Page transcription records
-=-=-
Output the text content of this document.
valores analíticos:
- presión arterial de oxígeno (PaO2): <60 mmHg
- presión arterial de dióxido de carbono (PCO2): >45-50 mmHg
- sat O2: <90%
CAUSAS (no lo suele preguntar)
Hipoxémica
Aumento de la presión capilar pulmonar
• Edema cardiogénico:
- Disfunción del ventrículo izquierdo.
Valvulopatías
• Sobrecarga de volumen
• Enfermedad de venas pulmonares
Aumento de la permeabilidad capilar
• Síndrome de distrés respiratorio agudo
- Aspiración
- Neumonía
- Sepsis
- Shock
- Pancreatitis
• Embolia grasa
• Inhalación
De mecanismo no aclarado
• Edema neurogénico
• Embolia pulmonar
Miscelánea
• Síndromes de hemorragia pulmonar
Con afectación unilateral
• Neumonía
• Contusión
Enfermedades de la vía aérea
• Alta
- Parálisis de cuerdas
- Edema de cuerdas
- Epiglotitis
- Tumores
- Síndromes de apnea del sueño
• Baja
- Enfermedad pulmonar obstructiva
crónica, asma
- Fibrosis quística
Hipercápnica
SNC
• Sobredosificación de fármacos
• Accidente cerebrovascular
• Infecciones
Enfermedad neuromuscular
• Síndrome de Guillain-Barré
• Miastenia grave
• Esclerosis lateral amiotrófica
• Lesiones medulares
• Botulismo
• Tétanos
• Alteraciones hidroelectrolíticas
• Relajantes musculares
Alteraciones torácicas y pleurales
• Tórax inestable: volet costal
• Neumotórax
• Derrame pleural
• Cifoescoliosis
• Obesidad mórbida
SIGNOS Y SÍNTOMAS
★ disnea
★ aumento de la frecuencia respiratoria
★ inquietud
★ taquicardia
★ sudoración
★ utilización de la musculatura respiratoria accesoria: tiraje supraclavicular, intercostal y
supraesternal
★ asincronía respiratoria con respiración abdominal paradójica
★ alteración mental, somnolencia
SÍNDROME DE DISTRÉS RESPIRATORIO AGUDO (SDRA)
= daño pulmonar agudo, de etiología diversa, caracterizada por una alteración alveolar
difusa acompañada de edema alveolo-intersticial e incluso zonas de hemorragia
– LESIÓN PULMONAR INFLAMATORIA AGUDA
-=-=-
### REQUIREMENT
Each entry is to be retyped exactly as it appears.

### RESULT OF THE TASK
Output the text content of this document.
valores analíticos:
- presión arterial de oxígeno (PaO2): <60 mmHg
- presión arterial de dióxido de carbono (PCO2): >45-50 mmHg
- sat O2: <90%
CAUSAS (no lo suele preguntar)
Hipoxémica
Aumento de la presión capilar pulmonar
• Edema cardiogénico:
- Disfunción del ventrículo izquierdo.
Valvulopatías
• Sobrecarga de volumen
• Enfermedad de venas pulmonares
Aumento de la permeabilidad capilar
• Síndrome de distrés respiratorio agudo
- Aspiración
- Neumonía
- Sepsis
- Shock
- Pancreatitis
• Embolia grasa
• Inhalación
De mecanismo no aclarado
• Edema neurogénico
• Embolia pulmonar
Miscelánea
• Síndromes de hemorragia pulmonar
Con afectación unilateral
• Neumonía
• Contusión
Enfermedades de la vía aérea
• Alta
- Parálisis de cuerdas
- Edema de cuerdas
- Epiglotitis
- Tumores
- Síndromes de apnea del sueño
• Baja
- Enfermedad pulmonar obstructiva
crónica, asma
- Fibrosis quística
Hipercápnica
SNC
• Sobredosificación de fármacos
• Accidente cerebrovascular
• Infecciones
Enfermedad neuromuscular
• Síndrome de Guillain-Barré
• Miastenia grave
• Esclerosis lateral amiotrófica
• Lesiones medulares
• Botulismo
• Tétanos
• Alteraciones hidroelectrolíticas
• Relajantes musculares
Alteraciones torácicas y pleurales
• Tórax inestable: volet costal
• Neumotórax
• Derrame pleural
• Cifoescoliosis
• Obesidad mórbida
SIGNOS Y SÍNTOMAS
★ disnea
★ aumento de la frecuencia respiratoria
★ inquietud
★ taquicardia
★ sudoración
★ utilización de la musculatura respiratoria accesoria: tiraje supraclavicular, intercostal y
supraesternal
★ asincronía respiratoria con respiración abdominal paradójica
★ alteración mental, somnolencia
SÍNDROME DE DISTRÉS RESPIRATORIO AGUDO (SDRA)
= daño pulmonar agudo, de etiología diversa, caracterizada por una alteración alveolar
difusa acompañada de edema alveolo-intersticial e incluso zonas de hemorragia
– LESIÓN PULMONAR INFLAMATORIA AGUDA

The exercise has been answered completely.